Output every record below exactly as it appears.

- - - -

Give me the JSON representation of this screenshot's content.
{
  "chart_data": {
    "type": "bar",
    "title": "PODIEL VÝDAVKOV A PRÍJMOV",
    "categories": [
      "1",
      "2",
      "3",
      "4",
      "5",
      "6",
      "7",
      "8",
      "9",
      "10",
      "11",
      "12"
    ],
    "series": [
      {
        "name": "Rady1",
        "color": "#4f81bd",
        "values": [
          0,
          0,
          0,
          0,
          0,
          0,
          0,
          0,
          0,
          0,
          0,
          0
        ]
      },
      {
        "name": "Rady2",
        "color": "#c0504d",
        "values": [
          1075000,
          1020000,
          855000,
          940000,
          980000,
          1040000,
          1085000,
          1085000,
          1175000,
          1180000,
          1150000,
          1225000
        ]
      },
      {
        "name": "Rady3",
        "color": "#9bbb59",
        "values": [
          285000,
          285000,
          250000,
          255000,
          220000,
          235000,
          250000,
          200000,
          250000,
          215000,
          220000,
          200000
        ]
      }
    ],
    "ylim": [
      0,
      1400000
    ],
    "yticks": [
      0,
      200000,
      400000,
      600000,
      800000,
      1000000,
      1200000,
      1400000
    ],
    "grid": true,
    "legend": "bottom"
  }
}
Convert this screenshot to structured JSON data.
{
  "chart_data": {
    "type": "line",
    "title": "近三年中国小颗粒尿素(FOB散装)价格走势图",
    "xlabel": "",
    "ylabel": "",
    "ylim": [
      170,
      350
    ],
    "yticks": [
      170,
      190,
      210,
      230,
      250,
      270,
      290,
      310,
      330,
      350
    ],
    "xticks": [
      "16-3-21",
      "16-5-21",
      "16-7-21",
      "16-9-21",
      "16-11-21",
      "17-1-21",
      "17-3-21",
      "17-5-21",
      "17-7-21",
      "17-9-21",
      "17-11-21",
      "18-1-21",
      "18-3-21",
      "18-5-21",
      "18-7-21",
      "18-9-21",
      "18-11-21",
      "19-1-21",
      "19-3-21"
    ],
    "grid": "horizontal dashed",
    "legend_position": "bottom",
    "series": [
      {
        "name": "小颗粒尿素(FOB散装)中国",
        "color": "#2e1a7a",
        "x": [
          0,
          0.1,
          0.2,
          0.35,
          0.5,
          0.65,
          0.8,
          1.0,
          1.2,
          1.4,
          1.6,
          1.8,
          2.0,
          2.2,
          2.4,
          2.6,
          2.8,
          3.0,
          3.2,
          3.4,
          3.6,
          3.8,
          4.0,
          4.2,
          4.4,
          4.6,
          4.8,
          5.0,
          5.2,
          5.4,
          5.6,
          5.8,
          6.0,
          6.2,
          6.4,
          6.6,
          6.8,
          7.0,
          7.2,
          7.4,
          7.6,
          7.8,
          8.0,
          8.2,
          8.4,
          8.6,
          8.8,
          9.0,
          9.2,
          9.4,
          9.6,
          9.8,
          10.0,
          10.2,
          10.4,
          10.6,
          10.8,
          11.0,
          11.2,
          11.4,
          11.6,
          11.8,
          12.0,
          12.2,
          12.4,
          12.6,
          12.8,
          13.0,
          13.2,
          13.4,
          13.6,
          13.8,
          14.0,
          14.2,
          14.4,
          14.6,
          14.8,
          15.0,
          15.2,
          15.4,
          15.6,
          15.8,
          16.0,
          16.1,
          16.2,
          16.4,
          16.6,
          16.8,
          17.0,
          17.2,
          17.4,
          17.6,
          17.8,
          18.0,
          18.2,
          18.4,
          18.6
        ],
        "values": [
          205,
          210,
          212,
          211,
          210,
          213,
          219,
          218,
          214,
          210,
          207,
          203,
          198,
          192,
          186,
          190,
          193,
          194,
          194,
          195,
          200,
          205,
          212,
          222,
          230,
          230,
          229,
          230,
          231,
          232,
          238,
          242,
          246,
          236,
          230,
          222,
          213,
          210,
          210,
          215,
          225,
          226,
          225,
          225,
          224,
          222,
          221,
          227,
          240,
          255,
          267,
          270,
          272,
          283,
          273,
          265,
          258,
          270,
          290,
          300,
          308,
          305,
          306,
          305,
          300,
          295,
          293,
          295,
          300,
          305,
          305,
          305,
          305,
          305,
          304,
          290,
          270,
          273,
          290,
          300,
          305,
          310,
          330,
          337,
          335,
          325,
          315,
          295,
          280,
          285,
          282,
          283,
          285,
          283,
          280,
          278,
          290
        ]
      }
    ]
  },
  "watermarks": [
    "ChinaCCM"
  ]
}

- - - -

> _THE SOLUTION_:
Give me the JSON representation of this screenshot's content.
{
  "chart_data": {
    "type": "bar",
    "title": "PODIEL VÝDAVKOV A PRÍJMOV",
    "categories": [
      "1",
      "2",
      "3",
      "4",
      "5",
      "6",
      "7",
      "8",
      "9",
      "10",
      "11",
      "12"
    ],
    "series": [
      {
        "name": "Rady1",
        "color": "#4f81bd",
        "values": [
          0,
          0,
          0,
          0,
          0,
          0,
          0,
          0,
          0,
          0,
          0,
          0
        ]
      },
      {
        "name": "Rady2",
        "color": "#c0504d",
        "values": [
          1075000,
          1020000,
          855000,
          940000,
          980000,
          1040000,
          1085000,
          1085000,
          1175000,
          1180000,
          1150000,
          1225000
        ]
      },
      {
        "name": "Rady3",
        "color": "#9bbb59",
        "values": [
          285000,
          285000,
          250000,
          255000,
          220000,
          235000,
          250000,
          200000,
          250000,
          215000,
          220000,
          200000
        ]
      }
    ],
    "ylim": [
      0,
      1400000
    ],
    "yticks": [
      0,
      200000,
      400000,
      600000,
      800000,
      1000000,
      1200000,
      1400000
    ],
    "grid": true,
    "legend": "bottom"
  }
}
Convert this screenshot to structured JSON data.
{
  "chart_data": {
    "type": "line",
    "title": "近三年中国小颗粒尿素(FOB散装)价格走势图",
    "xlabel": "",
    "ylabel": "",
    "ylim": [
      170,
      350
    ],
    "yticks": [
      170,
      190,
      210,
      230,
      250,
      270,
      290,
      310,
      330,
      350
    ],
    "xticks": [
      "16-3-21",
      "16-5-21",
      "16-7-21",
      "16-9-21",
      "16-11-21",
      "17-1-21",
      "17-3-21",
      "17-5-21",
      "17-7-21",
      "17-9-21",
      "17-11-21",
      "18-1-21",
      "18-3-21",
      "18-5-21",
      "18-7-21",
      "18-9-21",
      "18-11-21",
      "19-1-21",
      "19-3-21"
    ],
    "grid": "horizontal dashed",
    "legend_position": "bottom",
    "series": [
      {
        "name": "小颗粒尿素(FOB散装)中国",
        "color": "#2e1a7a",
        "x": [
          0,
          0.1,
          0.2,
          0.35,
          0.5,
          0.65,
          0.8,
          1.0,
          1.2,
          1.4,
          1.6,
          1.8,
          2.0,
          2.2,
          2.4,
          2.6,
          2.8,
          3.0,
          3.2,
          3.4,
          3.6,
          3.8,
          4.0,
          4.2,
          4.4,
          4.6,
          4.8,
          5.0,
          5.2,
          5.4,
          5.6,
          5.8,
          6.0,
          6.2,
          6.4,
          6.6,
          6.8,
          7.0,
          7.2,
          7.4,
          7.6,
          7.8,
          8.0,
          8.2,
          8.4,
          8.6,
          8.8,
          9.0,
          9.2,
          9.4,
          9.6,
          9.8,
          10.0,
          10.2,
          10.4,
          10.6,
          10.8,
          11.0,
          11.2,
          11.4,
          11.6,
          11.8,
          12.0,
          12.2,
          12.4,
          12.6,
          12.8,
          13.0,
          13.2,
          13.4,
          13.6,
          13.8,
          14.0,
          14.2,
          14.4,
          14.6,
          14.8,
          15.0,
          15.2,
          15.4,
          15.6,
          15.8,
          16.0,
          16.1,
          16.2,
          16.4,
          16.6,
          16.8,
          17.0,
          17.2,
          17.4,
          17.6,
          17.8,
          18.0,
          18.2,
          18.4,
          18.6
        ],
        "values": [
          205,
          210,
          212,
          211,
          210,
          213,
          219,
          218,
          214,
          210,
          207,
          203,
          198,
          192,
          186,
          190,
          193,
          194,
          194,
          195,
          200,
          205,
          212,
          222,
          230,
          230,
          229,
          230,
          231,
          232,
          238,
          242,
          246,
          236,
          230,
          222,
          213,
          210,
          210,
          215,
          225,
          226,
          225,
          225,
          224,
          222,
          221,
          227,
          240,
          255,
          267,
          270,
          272,
          283,
          273,
          265,
          258,
          270,
          290,
          300,
          308,
          305,
          306,
          305,
          300,
          295,
          293,
          295,
          300,
          305,
          305,
          305,
          305,
          305,
          304,
          290,
          270,
          273,
          290,
          300,
          305,
          310,
          330,
          337,
          335,
          325,
          315,
          295,
          280,
          285,
          282,
          283,
          285,
          283,
          280,
          278,
          290
        ]
      }
    ]
  },
  "watermarks": [
    "ChinaCCM"
  ]
}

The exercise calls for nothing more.